# REQUIREMENT:
Images are not part of the copy; transcribe all the data exactly.

# RECORDS SUPPLIED:

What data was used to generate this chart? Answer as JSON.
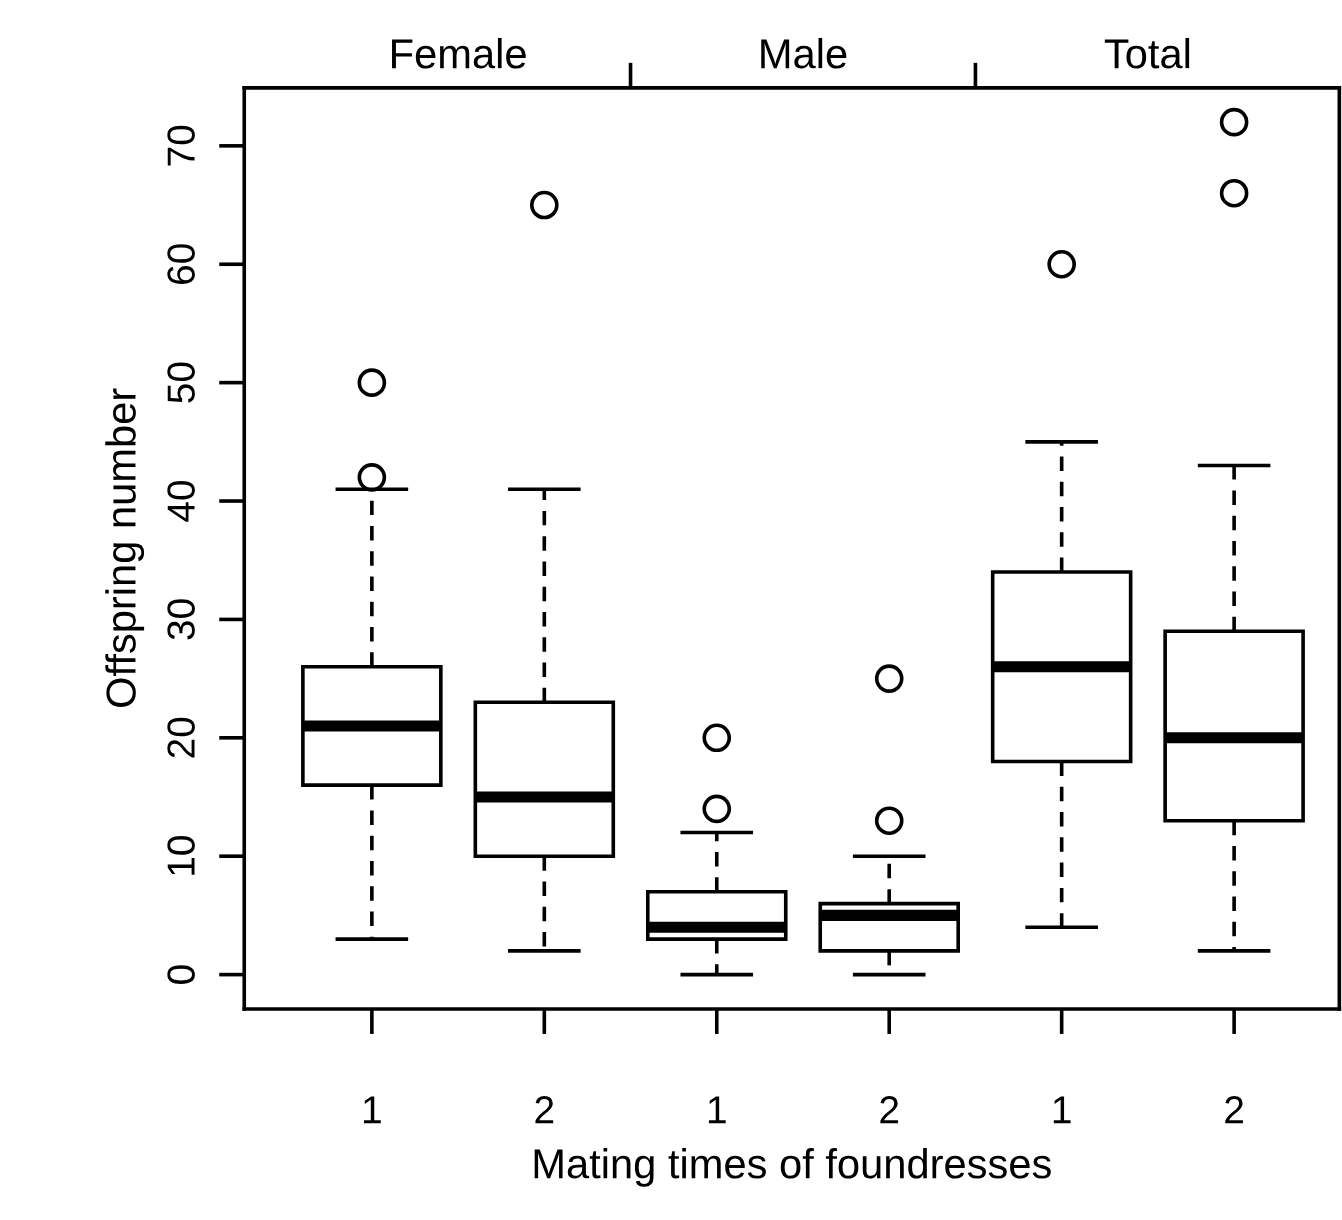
{
  "chart_data": {
    "type": "box",
    "xlabel": "Mating times of foundresses",
    "ylabel": "Offspring number",
    "categories": [
      "1",
      "2",
      "1",
      "2",
      "1",
      "2"
    ],
    "annotations": [
      "Female",
      "Male",
      "Total"
    ],
    "boxes": [
      {
        "low": 3,
        "q1": 16,
        "median": 21,
        "q3": 26,
        "high": 41,
        "outliers": [
          42,
          50
        ]
      },
      {
        "low": 2,
        "q1": 10,
        "median": 15,
        "q3": 23,
        "high": 41,
        "outliers": [
          65
        ]
      },
      {
        "low": 0,
        "q1": 3,
        "median": 4,
        "q3": 7,
        "high": 12,
        "outliers": [
          14,
          20
        ]
      },
      {
        "low": 0,
        "q1": 2,
        "median": 5,
        "q3": 6,
        "high": 10,
        "outliers": [
          13,
          25
        ]
      },
      {
        "low": 4,
        "q1": 18,
        "median": 26,
        "q3": 34,
        "high": 45,
        "outliers": [
          60
        ]
      },
      {
        "low": 2,
        "q1": 13,
        "median": 20,
        "q3": 29,
        "high": 43,
        "outliers": [
          66,
          72
        ]
      }
    ],
    "ylim": [
      -2.9,
      74.9
    ],
    "yticks": [
      0,
      10,
      20,
      30,
      40,
      50,
      60,
      70
    ],
    "grid": false,
    "legend": false
  }
}
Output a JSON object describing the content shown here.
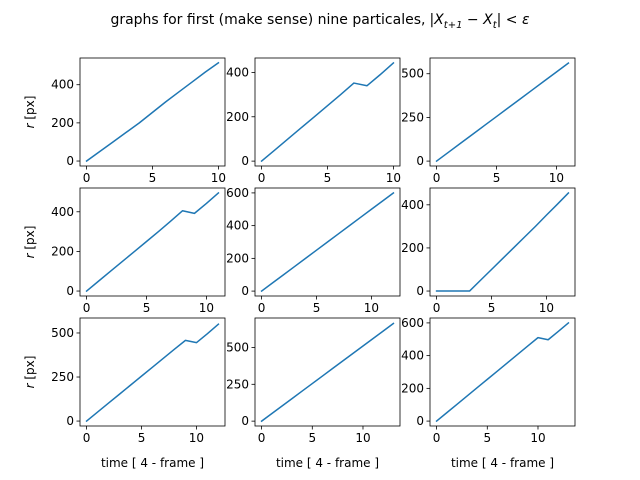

# CORRECT OUTPUT:
What data was used to generate this chart? Answer as JSON.
{
  "chart_data": {
    "type": "box",
    "xlabel": "Mating times of foundresses",
    "ylabel": "Offspring number",
    "categories": [
      "1",
      "2",
      "1",
      "2",
      "1",
      "2"
    ],
    "annotations": [
      "Female",
      "Male",
      "Total"
    ],
    "boxes": [
      {
        "low": 3,
        "q1": 16,
        "median": 21,
        "q3": 26,
        "high": 41,
        "outliers": [
          42,
          50
        ]
      },
      {
        "low": 2,
        "q1": 10,
        "median": 15,
        "q3": 23,
        "high": 41,
        "outliers": [
          65
        ]
      },
      {
        "low": 0,
        "q1": 3,
        "median": 4,
        "q3": 7,
        "high": 12,
        "outliers": [
          14,
          20
        ]
      },
      {
        "low": 0,
        "q1": 2,
        "median": 5,
        "q3": 6,
        "high": 10,
        "outliers": [
          13,
          25
        ]
      },
      {
        "low": 4,
        "q1": 18,
        "median": 26,
        "q3": 34,
        "high": 45,
        "outliers": [
          60
        ]
      },
      {
        "low": 2,
        "q1": 13,
        "median": 20,
        "q3": 29,
        "high": 43,
        "outliers": [
          66,
          72
        ]
      }
    ],
    "ylim": [
      -2.9,
      74.9
    ],
    "yticks": [
      0,
      10,
      20,
      30,
      40,
      50,
      60,
      70
    ],
    "grid": false,
    "legend": false
  }
}
Output a JSON object describing the content shown here.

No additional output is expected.